Figure contents as structured data:
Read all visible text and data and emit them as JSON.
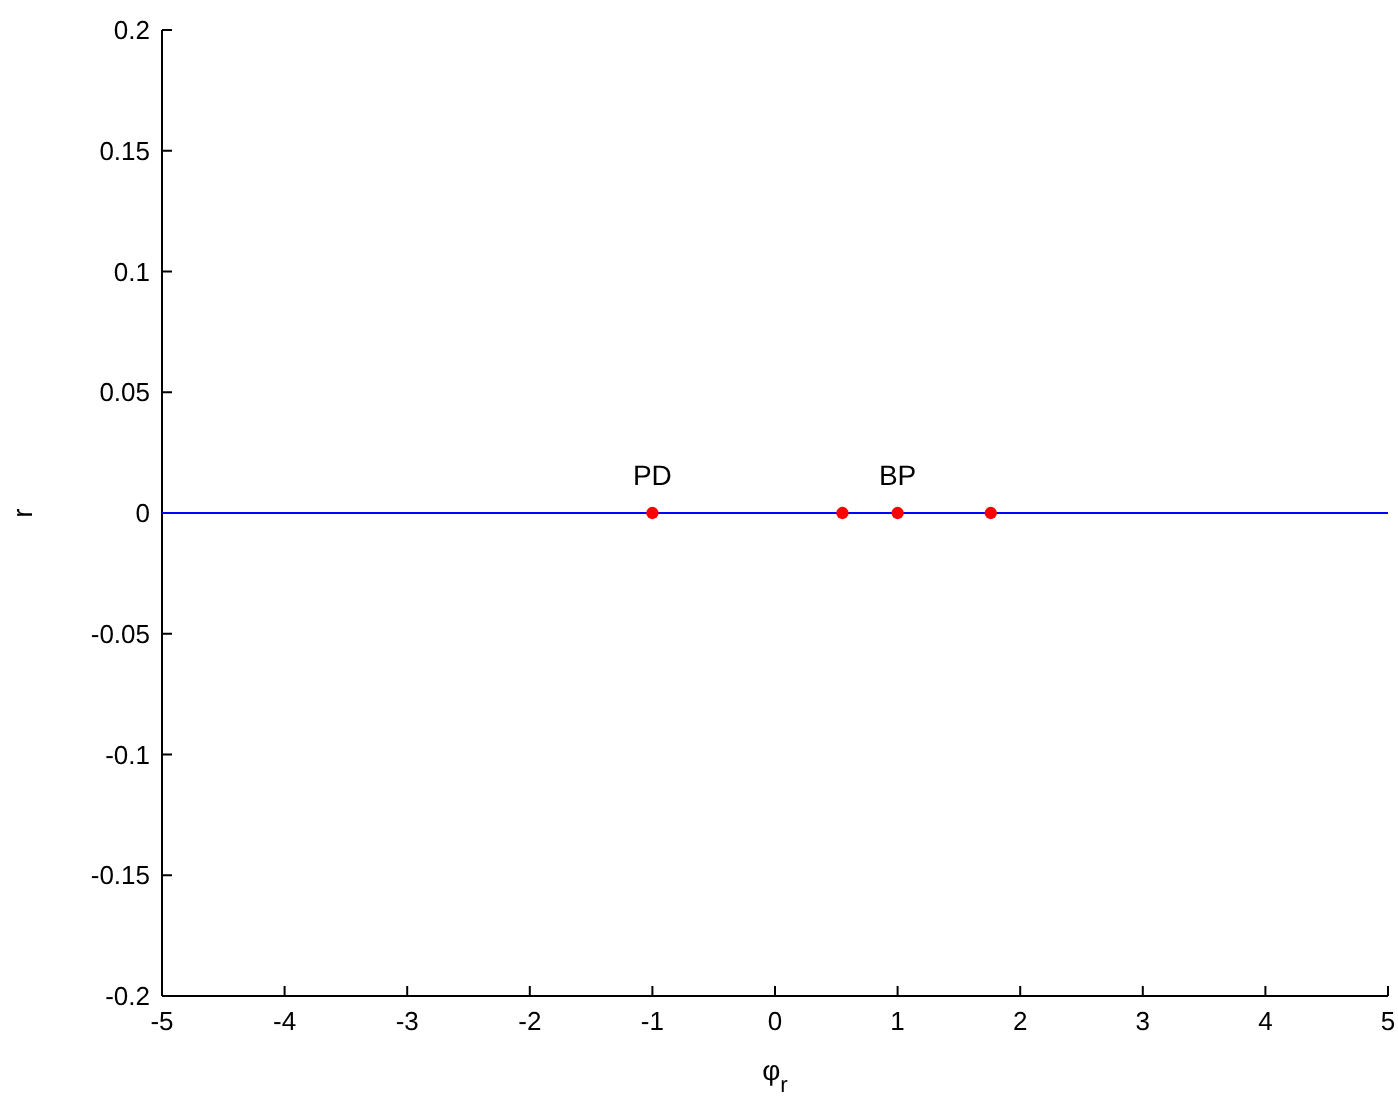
{
  "chart_data": {
    "type": "line",
    "xlabel": "φ$_{r}$",
    "ylabel": "r",
    "xlim": [
      -5,
      5
    ],
    "ylim": [
      -0.2,
      0.2
    ],
    "xticks": [
      -5,
      -4,
      -3,
      -2,
      -1,
      0,
      1,
      2,
      3,
      4,
      5
    ],
    "yticks": [
      -0.2,
      -0.15,
      -0.1,
      -0.05,
      0,
      0.05,
      0.1,
      0.15,
      0.2
    ],
    "series": [
      {
        "color": "#0000ff",
        "x": [
          -5,
          5
        ],
        "values": [
          0,
          0
        ],
        "marker": "none"
      },
      {
        "type": "scatter",
        "color": "#ff0000",
        "x": [
          -1,
          0.55,
          1,
          1.76
        ],
        "values": [
          0,
          0,
          0,
          0
        ],
        "marker": "circle"
      }
    ],
    "annotations": [
      {
        "text": "PD",
        "x": -1,
        "y": 0
      },
      {
        "text": "BP",
        "x": 1,
        "y": 0
      }
    ],
    "grid": false
  }
}
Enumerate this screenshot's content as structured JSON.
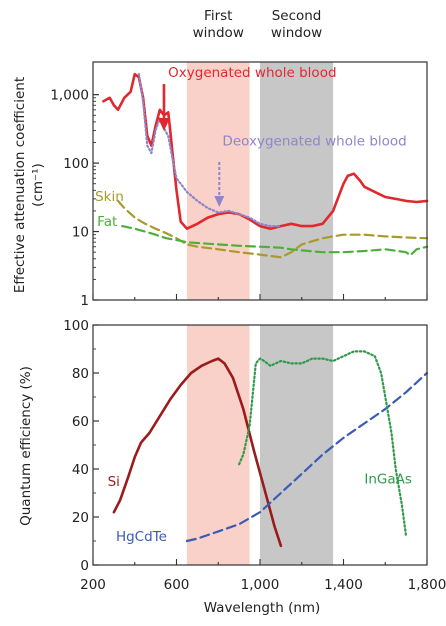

Problem requirements
Return all of the data exactly as written, and drop the pictures.

Response to the exercise
Read all visible text and data and emit them as JSON.
{
  "chart_data": {
    "type": "line",
    "xlabel": "φ$_{r}$",
    "ylabel": "r",
    "xlim": [
      -5,
      5
    ],
    "ylim": [
      -0.2,
      0.2
    ],
    "xticks": [
      -5,
      -4,
      -3,
      -2,
      -1,
      0,
      1,
      2,
      3,
      4,
      5
    ],
    "yticks": [
      -0.2,
      -0.15,
      -0.1,
      -0.05,
      0,
      0.05,
      0.1,
      0.15,
      0.2
    ],
    "series": [
      {
        "color": "#0000ff",
        "x": [
          -5,
          5
        ],
        "values": [
          0,
          0
        ],
        "marker": "none"
      },
      {
        "type": "scatter",
        "color": "#ff0000",
        "x": [
          -1,
          0.55,
          1,
          1.76
        ],
        "values": [
          0,
          0,
          0,
          0
        ],
        "marker": "circle"
      }
    ],
    "annotations": [
      {
        "text": "PD",
        "x": -1,
        "y": 0
      },
      {
        "text": "BP",
        "x": 1,
        "y": 0
      }
    ],
    "grid": false
  }
}
Enumerate this screenshot's content as structured JSON.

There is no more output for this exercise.